** The request **
Copy every line in which the string "your" occurs.

** Dataset entries **
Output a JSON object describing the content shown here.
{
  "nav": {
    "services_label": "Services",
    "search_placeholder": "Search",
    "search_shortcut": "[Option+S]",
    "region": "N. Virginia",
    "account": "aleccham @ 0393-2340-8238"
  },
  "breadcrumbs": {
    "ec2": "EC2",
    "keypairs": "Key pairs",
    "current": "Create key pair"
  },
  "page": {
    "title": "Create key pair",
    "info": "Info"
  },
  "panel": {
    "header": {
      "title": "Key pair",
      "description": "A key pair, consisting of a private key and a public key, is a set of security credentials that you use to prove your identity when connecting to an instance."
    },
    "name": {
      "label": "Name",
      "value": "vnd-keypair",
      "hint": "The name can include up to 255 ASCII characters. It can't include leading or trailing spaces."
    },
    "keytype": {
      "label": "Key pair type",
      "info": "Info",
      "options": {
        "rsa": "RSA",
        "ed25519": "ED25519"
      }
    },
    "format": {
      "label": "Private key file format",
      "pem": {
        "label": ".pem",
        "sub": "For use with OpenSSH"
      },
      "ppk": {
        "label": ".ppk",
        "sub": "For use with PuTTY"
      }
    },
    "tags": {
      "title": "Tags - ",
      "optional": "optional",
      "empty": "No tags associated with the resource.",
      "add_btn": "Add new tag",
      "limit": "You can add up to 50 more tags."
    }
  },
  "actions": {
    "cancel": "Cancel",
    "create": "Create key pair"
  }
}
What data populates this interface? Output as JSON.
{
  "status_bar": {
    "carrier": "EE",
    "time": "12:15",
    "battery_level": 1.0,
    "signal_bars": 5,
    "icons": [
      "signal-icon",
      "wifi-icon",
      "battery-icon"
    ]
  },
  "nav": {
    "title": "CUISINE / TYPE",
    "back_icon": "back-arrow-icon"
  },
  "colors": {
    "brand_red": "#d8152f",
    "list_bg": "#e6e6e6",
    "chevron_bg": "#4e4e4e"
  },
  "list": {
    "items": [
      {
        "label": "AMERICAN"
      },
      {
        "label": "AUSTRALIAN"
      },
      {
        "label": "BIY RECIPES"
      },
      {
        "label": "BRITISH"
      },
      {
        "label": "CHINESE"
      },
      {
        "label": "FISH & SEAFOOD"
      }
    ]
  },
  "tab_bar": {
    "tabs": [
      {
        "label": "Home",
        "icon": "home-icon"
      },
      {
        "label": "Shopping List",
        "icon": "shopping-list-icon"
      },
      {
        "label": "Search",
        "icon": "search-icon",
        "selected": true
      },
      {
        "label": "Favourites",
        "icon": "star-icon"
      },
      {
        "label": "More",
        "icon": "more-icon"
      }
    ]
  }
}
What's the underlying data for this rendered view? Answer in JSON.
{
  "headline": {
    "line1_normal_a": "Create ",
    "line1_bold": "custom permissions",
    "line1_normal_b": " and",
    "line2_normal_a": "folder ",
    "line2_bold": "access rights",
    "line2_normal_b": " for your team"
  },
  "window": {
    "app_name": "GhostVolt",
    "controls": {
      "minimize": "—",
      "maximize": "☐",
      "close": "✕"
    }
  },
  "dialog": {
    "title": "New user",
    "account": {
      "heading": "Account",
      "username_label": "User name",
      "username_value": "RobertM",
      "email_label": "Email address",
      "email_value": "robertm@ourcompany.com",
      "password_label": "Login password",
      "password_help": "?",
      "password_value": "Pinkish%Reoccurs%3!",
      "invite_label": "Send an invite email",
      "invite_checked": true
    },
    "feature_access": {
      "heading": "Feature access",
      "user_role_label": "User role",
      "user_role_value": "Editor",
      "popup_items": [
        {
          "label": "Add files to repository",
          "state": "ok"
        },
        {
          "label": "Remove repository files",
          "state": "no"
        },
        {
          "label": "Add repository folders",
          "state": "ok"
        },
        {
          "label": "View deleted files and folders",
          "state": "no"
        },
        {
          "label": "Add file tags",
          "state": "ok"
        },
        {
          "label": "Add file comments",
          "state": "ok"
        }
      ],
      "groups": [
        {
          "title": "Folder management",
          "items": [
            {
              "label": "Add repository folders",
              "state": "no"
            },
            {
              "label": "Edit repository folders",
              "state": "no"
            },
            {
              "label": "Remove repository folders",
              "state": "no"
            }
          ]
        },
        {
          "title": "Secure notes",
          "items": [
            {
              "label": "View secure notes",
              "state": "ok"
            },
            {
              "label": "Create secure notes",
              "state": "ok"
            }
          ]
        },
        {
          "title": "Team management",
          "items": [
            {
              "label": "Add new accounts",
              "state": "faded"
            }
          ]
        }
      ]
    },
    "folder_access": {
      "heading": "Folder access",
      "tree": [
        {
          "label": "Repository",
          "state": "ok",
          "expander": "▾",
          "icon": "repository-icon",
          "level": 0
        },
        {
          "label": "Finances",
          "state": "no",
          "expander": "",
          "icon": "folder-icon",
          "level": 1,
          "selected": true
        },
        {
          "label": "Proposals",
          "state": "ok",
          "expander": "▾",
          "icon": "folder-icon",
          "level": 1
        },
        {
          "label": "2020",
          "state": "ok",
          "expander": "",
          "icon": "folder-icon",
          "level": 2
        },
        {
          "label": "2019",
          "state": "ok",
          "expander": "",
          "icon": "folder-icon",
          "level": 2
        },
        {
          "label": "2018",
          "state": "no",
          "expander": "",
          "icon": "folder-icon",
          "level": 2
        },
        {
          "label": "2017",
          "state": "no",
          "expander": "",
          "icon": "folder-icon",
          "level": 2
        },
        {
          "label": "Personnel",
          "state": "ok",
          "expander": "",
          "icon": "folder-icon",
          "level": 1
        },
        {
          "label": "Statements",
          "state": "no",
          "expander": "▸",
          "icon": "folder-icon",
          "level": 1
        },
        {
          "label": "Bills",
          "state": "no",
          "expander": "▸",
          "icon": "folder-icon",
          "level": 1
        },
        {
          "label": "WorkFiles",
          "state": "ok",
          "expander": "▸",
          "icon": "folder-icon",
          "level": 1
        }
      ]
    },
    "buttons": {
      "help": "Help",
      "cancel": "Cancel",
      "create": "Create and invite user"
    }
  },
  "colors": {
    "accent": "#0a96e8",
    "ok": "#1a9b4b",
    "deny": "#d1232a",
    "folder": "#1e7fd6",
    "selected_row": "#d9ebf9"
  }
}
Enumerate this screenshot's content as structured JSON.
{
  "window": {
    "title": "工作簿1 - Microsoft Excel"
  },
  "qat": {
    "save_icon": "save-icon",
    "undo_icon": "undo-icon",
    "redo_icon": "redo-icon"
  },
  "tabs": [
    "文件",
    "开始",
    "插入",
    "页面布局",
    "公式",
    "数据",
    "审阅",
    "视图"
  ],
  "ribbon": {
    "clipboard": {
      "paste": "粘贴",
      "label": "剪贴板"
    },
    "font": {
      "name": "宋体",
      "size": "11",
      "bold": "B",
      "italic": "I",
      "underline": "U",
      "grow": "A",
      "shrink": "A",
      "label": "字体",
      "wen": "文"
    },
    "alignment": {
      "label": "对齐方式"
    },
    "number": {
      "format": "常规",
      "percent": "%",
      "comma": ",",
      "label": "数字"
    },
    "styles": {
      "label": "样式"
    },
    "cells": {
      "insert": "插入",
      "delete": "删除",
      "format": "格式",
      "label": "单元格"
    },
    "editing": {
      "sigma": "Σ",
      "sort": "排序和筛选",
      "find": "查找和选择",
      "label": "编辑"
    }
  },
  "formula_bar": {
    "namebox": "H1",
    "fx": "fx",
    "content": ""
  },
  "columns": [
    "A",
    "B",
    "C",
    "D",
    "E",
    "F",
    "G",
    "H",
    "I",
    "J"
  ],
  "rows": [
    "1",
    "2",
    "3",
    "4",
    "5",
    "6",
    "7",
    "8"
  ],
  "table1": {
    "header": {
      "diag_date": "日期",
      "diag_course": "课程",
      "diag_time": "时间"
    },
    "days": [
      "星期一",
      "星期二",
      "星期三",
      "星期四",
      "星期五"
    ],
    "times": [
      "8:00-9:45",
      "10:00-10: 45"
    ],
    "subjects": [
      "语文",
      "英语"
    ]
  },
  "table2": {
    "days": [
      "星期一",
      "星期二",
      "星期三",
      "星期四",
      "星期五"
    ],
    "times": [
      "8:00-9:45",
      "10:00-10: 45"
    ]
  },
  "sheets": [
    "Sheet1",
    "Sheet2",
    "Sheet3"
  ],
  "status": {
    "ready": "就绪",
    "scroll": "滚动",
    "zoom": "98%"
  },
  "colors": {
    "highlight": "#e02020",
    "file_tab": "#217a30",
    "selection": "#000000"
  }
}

** Worked solution **
      "description": "A key pair, consisting of a private key and a public key, is a set of security credentials that you use to prove your identity when connecting to an instance."
    "line2_normal_b": " for your team"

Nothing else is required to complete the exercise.